Data under study:

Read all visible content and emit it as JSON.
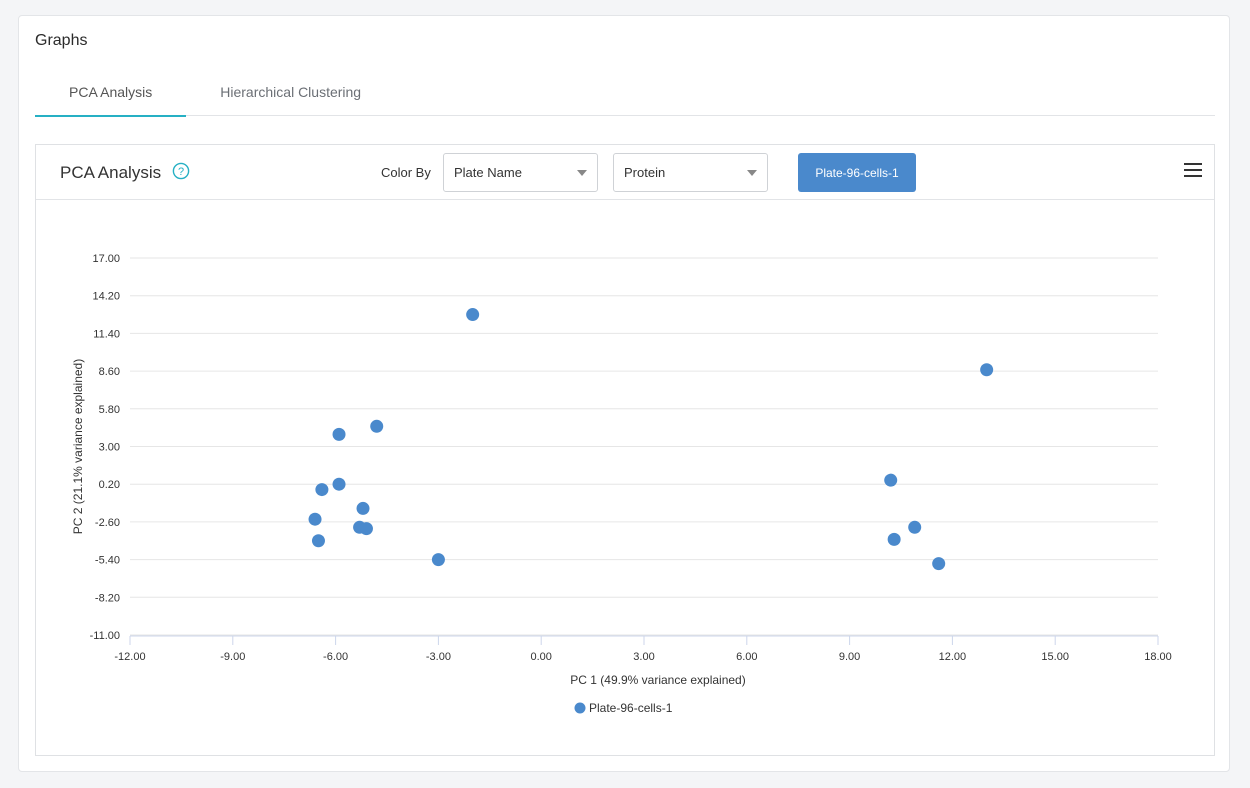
{
  "card": {
    "title": "Graphs"
  },
  "tabs": [
    {
      "label": "PCA Analysis",
      "active": true
    },
    {
      "label": "Hierarchical Clustering",
      "active": false
    }
  ],
  "panel": {
    "title": "PCA Analysis",
    "help_icon": "question-circle-icon",
    "color_by_label": "Color By",
    "select_color_by": {
      "value": "Plate Name"
    },
    "select_protein": {
      "value": "Protein"
    },
    "plate_button_label": "Plate-96-cells-1",
    "menu_icon": "hamburger-menu-icon"
  },
  "colors": {
    "accent": "#26b0c4",
    "button": "#4a89cc",
    "point": "#4a89cc"
  },
  "chart_data": {
    "type": "scatter",
    "xlabel": "PC 1 (49.9% variance explained)",
    "ylabel": "PC 2 (21.1% variance explained)",
    "xlim": [
      -12,
      18
    ],
    "ylim": [
      -11,
      17
    ],
    "x_ticks": [
      "-12.00",
      "-9.00",
      "-6.00",
      "-3.00",
      "0.00",
      "3.00",
      "6.00",
      "9.00",
      "12.00",
      "15.00",
      "18.00"
    ],
    "y_ticks": [
      "17.00",
      "14.20",
      "11.40",
      "8.60",
      "5.80",
      "3.00",
      "0.20",
      "-2.60",
      "-5.40",
      "-8.20",
      "-11.00"
    ],
    "grid": "horizontal",
    "legend_position": "bottom-center",
    "series": [
      {
        "name": "Plate-96-cells-1",
        "color": "#4a89cc",
        "points": [
          [
            -2.0,
            12.8
          ],
          [
            13.0,
            8.7
          ],
          [
            -4.8,
            4.5
          ],
          [
            -5.9,
            3.9
          ],
          [
            -5.9,
            0.2
          ],
          [
            -6.4,
            -0.2
          ],
          [
            -5.2,
            -1.6
          ],
          [
            -6.6,
            -2.4
          ],
          [
            -5.3,
            -3.0
          ],
          [
            -5.1,
            -3.1
          ],
          [
            -6.5,
            -4.0
          ],
          [
            -3.0,
            -5.4
          ],
          [
            10.2,
            0.5
          ],
          [
            10.9,
            -3.0
          ],
          [
            10.3,
            -3.9
          ],
          [
            11.6,
            -5.7
          ]
        ]
      }
    ]
  }
}
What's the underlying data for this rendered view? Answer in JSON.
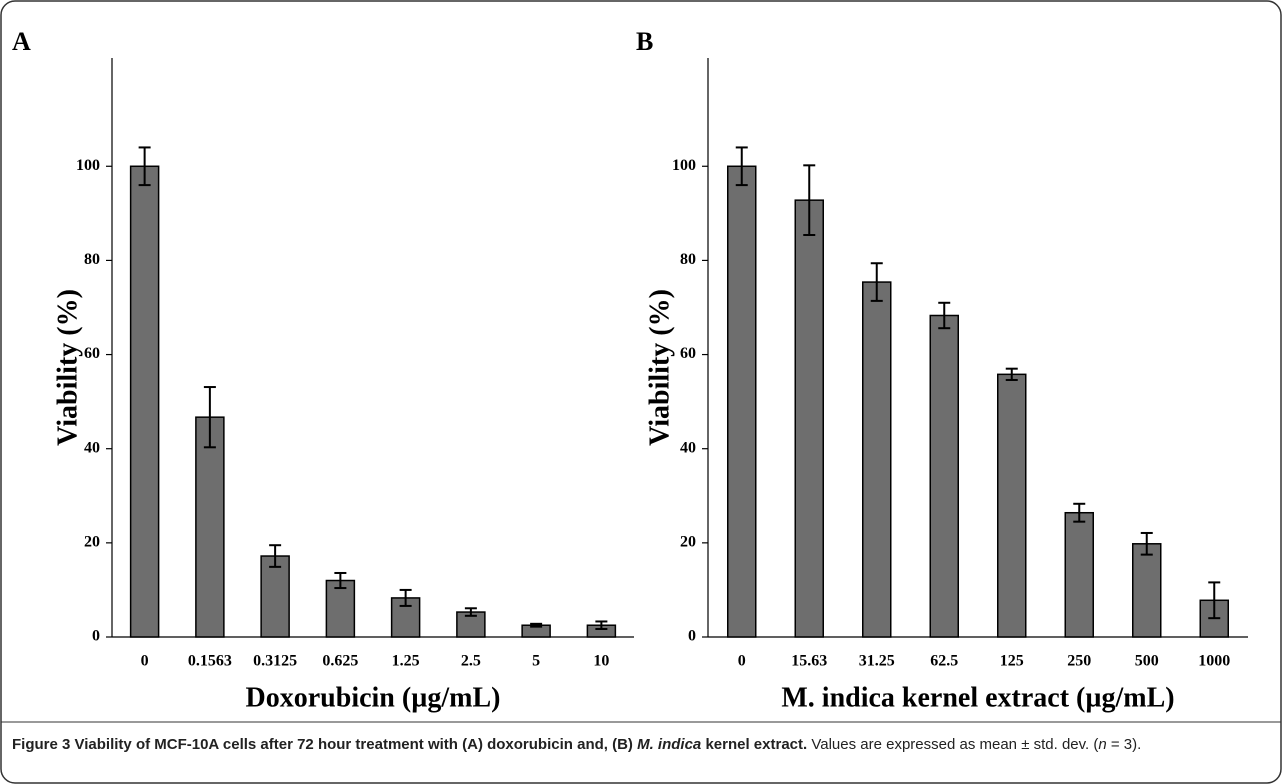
{
  "chart_data": [
    {
      "type": "bar",
      "panel": "A",
      "ylabel": "Viability (%)",
      "xlabel": "Doxorubicin (µg/mL)",
      "categories": [
        "0",
        "0.1563",
        "0.3125",
        "0.625",
        "1.25",
        "2.5",
        "5",
        "10"
      ],
      "values": [
        100,
        46.7,
        17.2,
        12,
        8.3,
        5.3,
        2.5,
        2.5
      ],
      "errors": [
        4,
        6.4,
        2.3,
        1.6,
        1.7,
        0.8,
        0.3,
        0.8
      ],
      "color": "#6e6e6e",
      "ylim": [
        0,
        123
      ],
      "yticks": [
        0,
        20,
        40,
        60,
        80,
        100
      ]
    },
    {
      "type": "bar",
      "panel": "B",
      "ylabel": "Viability (%)",
      "xlabel": "M. indica kernel extract (µg/mL)",
      "categories": [
        "0",
        "15.63",
        "31.25",
        "62.5",
        "125",
        "250",
        "500",
        "1000"
      ],
      "values": [
        100,
        92.8,
        75.4,
        68.3,
        55.8,
        26.4,
        19.8,
        7.8
      ],
      "errors": [
        4,
        7.4,
        4,
        2.7,
        1.2,
        1.9,
        2.3,
        3.8
      ],
      "color": "#6e6e6e",
      "ylim": [
        0,
        123
      ],
      "yticks": [
        0,
        20,
        40,
        60,
        80,
        100
      ]
    }
  ],
  "caption": [
    "Figure 3",
    " Viability of MCF-10A cells after 72 hour treatment with (A) doxorubicin and, (B) ",
    "M. indica",
    " kernel extract.",
    " Values are expressed as mean ± std. dev. (",
    "n",
    " = 3)."
  ]
}
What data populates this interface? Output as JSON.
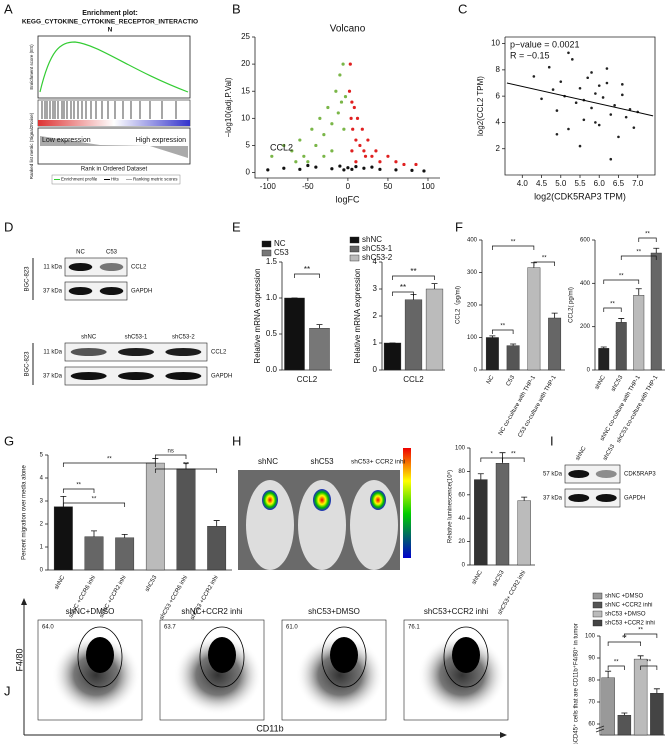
{
  "panel_labels": [
    "A",
    "B",
    "C",
    "D",
    "E",
    "F",
    "G",
    "H",
    "I",
    "J"
  ],
  "gsea": {
    "title": "Enrichment plot:",
    "subtitle": "KEGG_CYTOKINE_CYTOKINE_RECEPTOR_INTERACTIO",
    "subtitle_end": "N",
    "ylabel_top": "Enrichment score (ES)",
    "ylabel_bottom": "Ranked list metric (Signal2Noise)",
    "xlabel": "Rank in Ordered Dataset",
    "low": "Low expression",
    "high": "High expression",
    "legend": [
      "Enrichment profile",
      "Hits",
      "Ranking metric scores"
    ]
  },
  "blot_d": {
    "top": {
      "cell_line": "BGC-823",
      "lanes": [
        "NC",
        "C53"
      ],
      "markers": [
        "11 kDa",
        "37 kDa"
      ],
      "proteins": [
        "CCL2",
        "GAPDH"
      ]
    },
    "bottom": {
      "cell_line": "BGC-823",
      "lanes": [
        "shNC",
        "shC53-1",
        "shC53-2"
      ],
      "markers": [
        "11 kDa",
        "37 kDa"
      ],
      "proteins": [
        "CCL2",
        "GAPDH"
      ]
    }
  },
  "blot_i": {
    "lanes": [
      "shNC",
      "shC53"
    ],
    "markers": [
      "57 kDa",
      "37 kDa"
    ],
    "proteins": [
      "CDK5RAP3",
      "GAPDH"
    ]
  },
  "imaging": {
    "labels": [
      "shNC",
      "shC53",
      "shC53+ CCR2 inhi"
    ]
  },
  "flow": {
    "titles": [
      "shNC+DMSO",
      "shNC+CCR2 inhi",
      "shC53+DMSO",
      "shC53+CCR2 inhi"
    ],
    "gate_values": [
      "64.0",
      "63.7",
      "61.0",
      "76.1"
    ],
    "yaxis": "F4/80",
    "xaxis": "CD11b"
  },
  "chart_data": [
    {
      "type": "scatter",
      "title": "Volcano",
      "xlabel": "logFC",
      "ylabel": "−log10(adj.P.Val)",
      "annotations": [
        "CCL2"
      ],
      "xlim": [
        -116,
        115
      ],
      "ylim": [
        -1,
        25
      ],
      "xticks": [
        -100,
        -50,
        0,
        50,
        100
      ],
      "yticks": [
        0,
        5,
        10,
        15,
        20,
        25
      ],
      "series": [
        {
          "color": "#7ab648",
          "x": [
            -95,
            -80,
            -70,
            -60,
            -55,
            -45,
            -40,
            -35,
            -30,
            -25,
            -20,
            -15,
            -12,
            -10,
            -8,
            -6,
            -5,
            -3,
            -20,
            -30,
            -50,
            -65
          ],
          "y": [
            3,
            5,
            4,
            6,
            3,
            8,
            5,
            10,
            7,
            12,
            9,
            15,
            11,
            18,
            13,
            20,
            8,
            14,
            4,
            3,
            2,
            2
          ]
        },
        {
          "color": "#e02020",
          "x": [
            2,
            3,
            4,
            5,
            6,
            8,
            10,
            12,
            15,
            18,
            20,
            25,
            30,
            35,
            40,
            50,
            60,
            70,
            85,
            5,
            10,
            22
          ],
          "y": [
            15,
            20,
            10,
            13,
            8,
            12,
            6,
            10,
            5,
            8,
            4,
            6,
            3,
            4,
            2,
            3,
            2,
            1.5,
            1.5,
            4,
            2,
            3
          ]
        },
        {
          "color": "#111111",
          "x": [
            -100,
            -80,
            -60,
            -40,
            -20,
            -10,
            0,
            10,
            20,
            40,
            60,
            80,
            95,
            -50,
            -5,
            5,
            30
          ],
          "y": [
            0.5,
            0.8,
            0.6,
            1,
            0.7,
            1.2,
            0.9,
            1.1,
            0.8,
            0.6,
            0.5,
            0.4,
            0.3,
            1.3,
            0.5,
            0.6,
            1
          ]
        }
      ]
    },
    {
      "type": "scatter",
      "xlabel": "log2(CDK5RAP3 TPM)",
      "ylabel": "log2(CCL2 TPM)",
      "annotations": [
        "p−value = 0.0021",
        "R = −0.15"
      ],
      "xlim": [
        3.55,
        7.45
      ],
      "ylim": [
        0,
        10.5
      ],
      "xticks": [
        {
          "value": 4,
          "label": "4.0"
        },
        {
          "value": 4.5,
          "label": "4.5"
        },
        {
          "value": 5,
          "label": "5.0"
        },
        {
          "value": 5.5,
          "label": "5.5"
        },
        {
          "value": 6,
          "label": "6.0"
        },
        {
          "value": 6.5,
          "label": "6.5"
        },
        {
          "value": 7,
          "label": "7.0"
        }
      ],
      "yticks": [
        2,
        4,
        6,
        8,
        10
      ],
      "series": [
        {
          "color": "#222222",
          "x": [
            4.3,
            4.5,
            4.7,
            4.8,
            4.9,
            5.0,
            5.1,
            5.2,
            5.3,
            5.4,
            5.5,
            5.6,
            5.7,
            5.8,
            5.9,
            6.0,
            6.1,
            6.2,
            6.3,
            6.4,
            6.5,
            6.6,
            6.7,
            6.8,
            6.9,
            7.0,
            5.2,
            5.5,
            5.8,
            6.0,
            6.3,
            5.6,
            5.9,
            6.2,
            4.9,
            6.6
          ],
          "y": [
            7.5,
            5.8,
            8.2,
            6.5,
            4.9,
            7.1,
            6.0,
            3.5,
            8.8,
            5.5,
            6.6,
            4.2,
            7.4,
            5.1,
            6.2,
            3.8,
            5.9,
            7.0,
            4.6,
            5.3,
            2.9,
            6.1,
            4.4,
            5.0,
            3.6,
            4.8,
            9.3,
            2.2,
            7.8,
            6.8,
            1.2,
            5.7,
            4.0,
            8.1,
            3.1,
            6.9
          ]
        }
      ],
      "fit": {
        "x": [
          3.6,
          7.4
        ],
        "y": [
          7.0,
          4.5
        ]
      }
    },
    {
      "type": "bar",
      "ylabel": "Relative mRNA expression",
      "categories": [
        "CCL2"
      ],
      "series": [
        {
          "name": "NC",
          "color": "#111111",
          "values": [
            1.0
          ],
          "errors": [
            0
          ]
        },
        {
          "name": "C53",
          "color": "#777777",
          "values": [
            0.58
          ],
          "errors": [
            0.05
          ]
        }
      ],
      "ylim": [
        0,
        1.5
      ],
      "yticks": [
        {
          "value": 0,
          "label": "0.0"
        },
        {
          "value": 0.5,
          "label": "0.5"
        },
        {
          "value": 1,
          "label": "1.0"
        },
        {
          "value": 1.5,
          "label": "1.5"
        }
      ],
      "significance": [
        "**"
      ]
    },
    {
      "type": "bar",
      "ylabel": "Relative mRNA expression",
      "categories": [
        "CCL2"
      ],
      "series": [
        {
          "name": "shNC",
          "color": "#111111",
          "values": [
            1.0
          ],
          "errors": [
            0
          ]
        },
        {
          "name": "shC53-1",
          "color": "#666666",
          "values": [
            2.6
          ],
          "errors": [
            0.2
          ]
        },
        {
          "name": "shC53-2",
          "color": "#bbbbbb",
          "values": [
            3.0
          ],
          "errors": [
            0.2
          ]
        }
      ],
      "ylim": [
        0,
        4
      ],
      "yticks": [
        0,
        1,
        2,
        3,
        4
      ],
      "significance": [
        "**",
        "**"
      ]
    },
    {
      "type": "bar",
      "ylabel": "CCL2（pg/ml)",
      "categories": [
        "NC",
        "C53",
        "NC co-culture with THP-1",
        "C53 co-culture with THP-1"
      ],
      "series": [
        {
          "colors": [
            "#222222",
            "#555555",
            "#bbbbbb",
            "#666666"
          ],
          "values": [
            100,
            75,
            315,
            160
          ],
          "errors": [
            5,
            5,
            15,
            15
          ]
        }
      ],
      "ylim": [
        0,
        400
      ],
      "yticks": [
        0,
        100,
        200,
        300,
        400
      ],
      "significance": [
        "**",
        "**",
        "**"
      ]
    },
    {
      "type": "bar",
      "ylabel": "CCL2( pg/ml)",
      "categories": [
        "shNC",
        "shC53",
        "shNC co-culture with THP-1",
        "shC53 co-culture with THP-1"
      ],
      "series": [
        {
          "colors": [
            "#222222",
            "#555555",
            "#bbbbbb",
            "#666666"
          ],
          "values": [
            100,
            220,
            345,
            540
          ],
          "errors": [
            6,
            18,
            30,
            22
          ]
        }
      ],
      "ylim": [
        0,
        600
      ],
      "yticks": [
        0,
        200,
        400,
        600
      ],
      "significance": [
        "**",
        "**",
        "**",
        "**"
      ]
    },
    {
      "type": "bar",
      "ylabel": "Percent migration over media alone",
      "categories": [
        "shNC",
        "shNC +CCR6 inhi",
        "shNC +CCR2 inhi",
        "shC53",
        "shC53 +CCR6 inhi",
        "shC53 +CCR2 inhi"
      ],
      "series": [
        {
          "colors": [
            "#111111",
            "#666666",
            "#666666",
            "#bbbbbb",
            "#555555",
            "#555555"
          ],
          "values": [
            2.75,
            1.45,
            1.4,
            4.65,
            4.4,
            1.9
          ],
          "errors": [
            0.45,
            0.25,
            0.15,
            0.2,
            0.25,
            0.25
          ]
        }
      ],
      "ylim": [
        0,
        5
      ],
      "yticks": [
        0,
        1,
        2,
        3,
        4,
        5
      ],
      "significance": [
        "**",
        "**",
        "**",
        "ns",
        "**"
      ]
    },
    {
      "type": "bar",
      "ylabel": "Relative luminescence(10⁶)",
      "categories": [
        "shNC",
        "shC53",
        "shC53+ CCR2 inhi"
      ],
      "series": [
        {
          "colors": [
            "#333333",
            "#666666",
            "#bbbbbb"
          ],
          "values": [
            73,
            87,
            55
          ],
          "errors": [
            5,
            9,
            3
          ]
        }
      ],
      "ylim": [
        0,
        100
      ],
      "yticks": [
        0,
        20,
        40,
        60,
        80,
        100
      ],
      "significance": [
        "*",
        "**"
      ]
    },
    {
      "type": "bar",
      "ylabel": "%CD45⁺ cells that are CD11b⁺F4/80⁺ in tumor",
      "categories": [
        null
      ],
      "series": [
        {
          "name": "shNC +DMSO",
          "color": "#999999",
          "values": [
            81
          ],
          "errors": [
            3
          ]
        },
        {
          "name": "shNC +CCR2 inhi",
          "color": "#555555",
          "values": [
            64
          ],
          "errors": [
            1
          ]
        },
        {
          "name": "shC53 +DMSO",
          "color": "#bbbbbb",
          "values": [
            89.5
          ],
          "errors": [
            1.5
          ]
        },
        {
          "name": "shC53 +CCR2 inhi",
          "color": "#444444",
          "values": [
            74
          ],
          "errors": [
            2
          ]
        }
      ],
      "ylim": [
        55,
        100
      ],
      "yticks": [
        60,
        70,
        80,
        90,
        100
      ],
      "significance": [
        "**",
        "**",
        "**",
        "**"
      ]
    }
  ]
}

The problem: Please return all lines above in which the string "explained" is found.

Written solution:
    "xlabel": "PC 1 (49.9% variance explained)",
    "ylabel": "PC 2 (21.1% variance explained)",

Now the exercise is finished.